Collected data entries
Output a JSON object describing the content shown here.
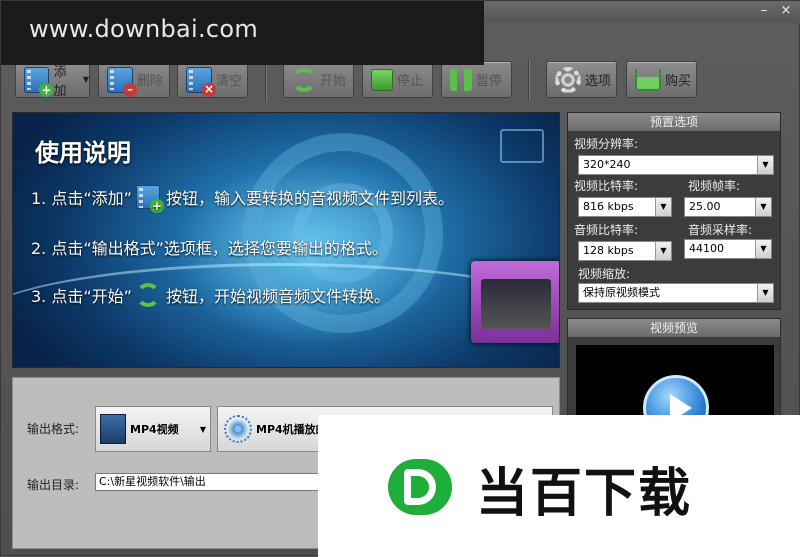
{
  "watermark": "www.downbai.com",
  "window": {
    "minimize": "–",
    "close": "×"
  },
  "toolbar": {
    "add": "添加",
    "delete": "删除",
    "clear": "清空",
    "start": "开始",
    "stop": "停止",
    "pause": "暂停",
    "options": "选项",
    "buy": "购买"
  },
  "banner": {
    "title": "使用说明",
    "step1_a": "1. 点击“添加”",
    "step1_b": "按钮，输入要转换的音视频文件到列表。",
    "step2": "2. 点击“输出格式”选项框，选择您要输出的格式。",
    "step3_a": "3. 点击“开始”",
    "step3_b": "按钮，开始视频音频文件转换。"
  },
  "output": {
    "format_label": "输出格式:",
    "format_value": "MP4视频",
    "device_value": "MP4机播放的",
    "dir_label": "输出目录:",
    "dir_value": "C:\\新星视频软件\\输出"
  },
  "presets": {
    "header": "预置选项",
    "resolution_label": "视频分辨率:",
    "resolution_value": "320*240",
    "vbitrate_label": "视频比特率:",
    "vbitrate_value": "816 kbps",
    "framerate_label": "视频帧率:",
    "framerate_value": "25.00",
    "abitrate_label": "音频比特率:",
    "abitrate_value": "128 kbps",
    "samplerate_label": "音频采样率:",
    "samplerate_value": "44100",
    "scale_label": "视频缩放:",
    "scale_value": "保持原视频模式"
  },
  "preview": {
    "header": "视频预览"
  },
  "logo": {
    "text": "当百下载"
  }
}
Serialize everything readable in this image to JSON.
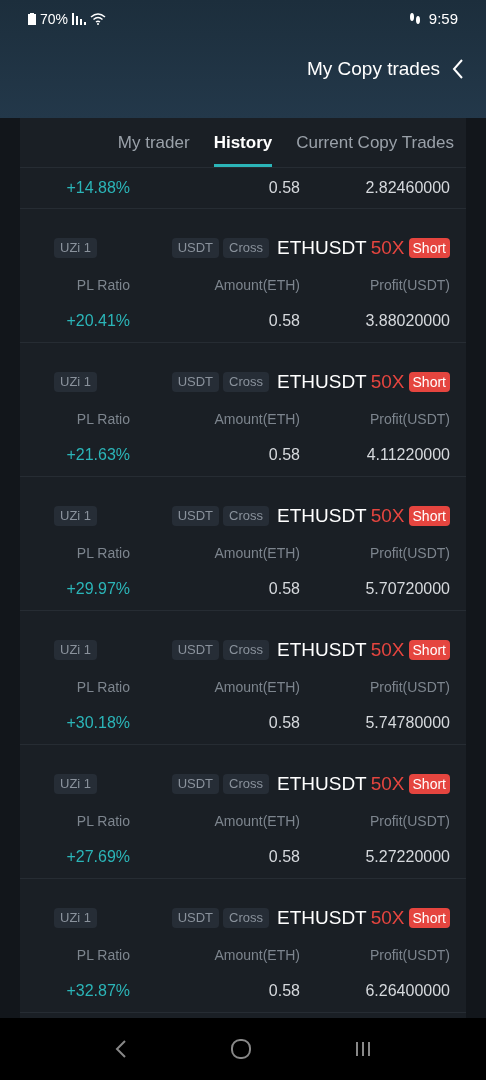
{
  "status_bar": {
    "time": "9:59",
    "battery": "70%"
  },
  "header": {
    "title": "My Copy trades"
  },
  "tabs": [
    {
      "label": "My trader",
      "selected": false
    },
    {
      "label": "History",
      "selected": true
    },
    {
      "label": "Current Copy Trades",
      "selected": false
    }
  ],
  "partial_row": {
    "profit": "2.82460000",
    "amount": "0.58",
    "ratio": "+14.88%"
  },
  "trades": [
    {
      "side": "Short",
      "leverage": "50X",
      "symbol": "ETHUSDT",
      "margin": "Cross",
      "settle": "USDT",
      "trader": "UZi 1",
      "labels": [
        "PL Ratio",
        "Amount(ETH)",
        "Profit(USDT)"
      ],
      "profit": "3.88020000",
      "amount": "0.58",
      "ratio": "+20.41%"
    },
    {
      "side": "Short",
      "leverage": "50X",
      "symbol": "ETHUSDT",
      "margin": "Cross",
      "settle": "USDT",
      "trader": "UZi 1",
      "labels": [
        "PL Ratio",
        "Amount(ETH)",
        "Profit(USDT)"
      ],
      "profit": "4.11220000",
      "amount": "0.58",
      "ratio": "+21.63%"
    },
    {
      "side": "Short",
      "leverage": "50X",
      "symbol": "ETHUSDT",
      "margin": "Cross",
      "settle": "USDT",
      "trader": "UZi 1",
      "labels": [
        "PL Ratio",
        "Amount(ETH)",
        "Profit(USDT)"
      ],
      "profit": "5.70720000",
      "amount": "0.58",
      "ratio": "+29.97%"
    },
    {
      "side": "Short",
      "leverage": "50X",
      "symbol": "ETHUSDT",
      "margin": "Cross",
      "settle": "USDT",
      "trader": "UZi 1",
      "labels": [
        "PL Ratio",
        "Amount(ETH)",
        "Profit(USDT)"
      ],
      "profit": "5.74780000",
      "amount": "0.58",
      "ratio": "+30.18%"
    },
    {
      "side": "Short",
      "leverage": "50X",
      "symbol": "ETHUSDT",
      "margin": "Cross",
      "settle": "USDT",
      "trader": "UZi 1",
      "labels": [
        "PL Ratio",
        "Amount(ETH)",
        "Profit(USDT)"
      ],
      "profit": "5.27220000",
      "amount": "0.58",
      "ratio": "+27.69%"
    },
    {
      "side": "Short",
      "leverage": "50X",
      "symbol": "ETHUSDT",
      "margin": "Cross",
      "settle": "USDT",
      "trader": "UZi 1",
      "labels": [
        "PL Ratio",
        "Amount(ETH)",
        "Profit(USDT)"
      ],
      "profit": "6.26400000",
      "amount": "0.58",
      "ratio": "+32.87%"
    }
  ]
}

Challenge » All of the material above is to be copied exactly, except for its images.

Exercise response »
Output a JSON object describing the content shown here.
{
  "watermark": "www.downbai.com",
  "window": {
    "minimize": "–",
    "close": "×"
  },
  "toolbar": {
    "add": "添加",
    "delete": "删除",
    "clear": "清空",
    "start": "开始",
    "stop": "停止",
    "pause": "暂停",
    "options": "选项",
    "buy": "购买"
  },
  "banner": {
    "title": "使用说明",
    "step1_a": "1. 点击“添加”",
    "step1_b": "按钮，输入要转换的音视频文件到列表。",
    "step2": "2. 点击“输出格式”选项框，选择您要输出的格式。",
    "step3_a": "3. 点击“开始”",
    "step3_b": "按钮，开始视频音频文件转换。"
  },
  "output": {
    "format_label": "输出格式:",
    "format_value": "MP4视频",
    "device_value": "MP4机播放的",
    "dir_label": "输出目录:",
    "dir_value": "C:\\新星视频软件\\输出"
  },
  "presets": {
    "header": "预置选项",
    "resolution_label": "视频分辨率:",
    "resolution_value": "320*240",
    "vbitrate_label": "视频比特率:",
    "vbitrate_value": "816 kbps",
    "framerate_label": "视频帧率:",
    "framerate_value": "25.00",
    "abitrate_label": "音频比特率:",
    "abitrate_value": "128 kbps",
    "samplerate_label": "音频采样率:",
    "samplerate_value": "44100",
    "scale_label": "视频缩放:",
    "scale_value": "保持原视频模式"
  },
  "preview": {
    "header": "视频预览"
  },
  "logo": {
    "text": "当百下载"
  }
}
Serialize everything readable in this image to JSON.
{
  "status_bar": {
    "time": "9:59",
    "battery": "70%"
  },
  "header": {
    "title": "My Copy trades"
  },
  "tabs": [
    {
      "label": "My trader",
      "selected": false
    },
    {
      "label": "History",
      "selected": true
    },
    {
      "label": "Current Copy Trades",
      "selected": false
    }
  ],
  "partial_row": {
    "profit": "2.82460000",
    "amount": "0.58",
    "ratio": "+14.88%"
  },
  "trades": [
    {
      "side": "Short",
      "leverage": "50X",
      "symbol": "ETHUSDT",
      "margin": "Cross",
      "settle": "USDT",
      "trader": "UZi 1",
      "labels": [
        "PL Ratio",
        "Amount(ETH)",
        "Profit(USDT)"
      ],
      "profit": "3.88020000",
      "amount": "0.58",
      "ratio": "+20.41%"
    },
    {
      "side": "Short",
      "leverage": "50X",
      "symbol": "ETHUSDT",
      "margin": "Cross",
      "settle": "USDT",
      "trader": "UZi 1",
      "labels": [
        "PL Ratio",
        "Amount(ETH)",
        "Profit(USDT)"
      ],
      "profit": "4.11220000",
      "amount": "0.58",
      "ratio": "+21.63%"
    },
    {
      "side": "Short",
      "leverage": "50X",
      "symbol": "ETHUSDT",
      "margin": "Cross",
      "settle": "USDT",
      "trader": "UZi 1",
      "labels": [
        "PL Ratio",
        "Amount(ETH)",
        "Profit(USDT)"
      ],
      "profit": "5.70720000",
      "amount": "0.58",
      "ratio": "+29.97%"
    },
    {
      "side": "Short",
      "leverage": "50X",
      "symbol": "ETHUSDT",
      "margin": "Cross",
      "settle": "USDT",
      "trader": "UZi 1",
      "labels": [
        "PL Ratio",
        "Amount(ETH)",
        "Profit(USDT)"
      ],
      "profit": "5.74780000",
      "amount": "0.58",
      "ratio": "+30.18%"
    },
    {
      "side": "Short",
      "leverage": "50X",
      "symbol": "ETHUSDT",
      "margin": "Cross",
      "settle": "USDT",
      "trader": "UZi 1",
      "labels": [
        "PL Ratio",
        "Amount(ETH)",
        "Profit(USDT)"
      ],
      "profit": "5.27220000",
      "amount": "0.58",
      "ratio": "+27.69%"
    },
    {
      "side": "Short",
      "leverage": "50X",
      "symbol": "ETHUSDT",
      "margin": "Cross",
      "settle": "USDT",
      "trader": "UZi 1",
      "labels": [
        "PL Ratio",
        "Amount(ETH)",
        "Profit(USDT)"
      ],
      "profit": "6.26400000",
      "amount": "0.58",
      "ratio": "+32.87%"
    }
  ]
}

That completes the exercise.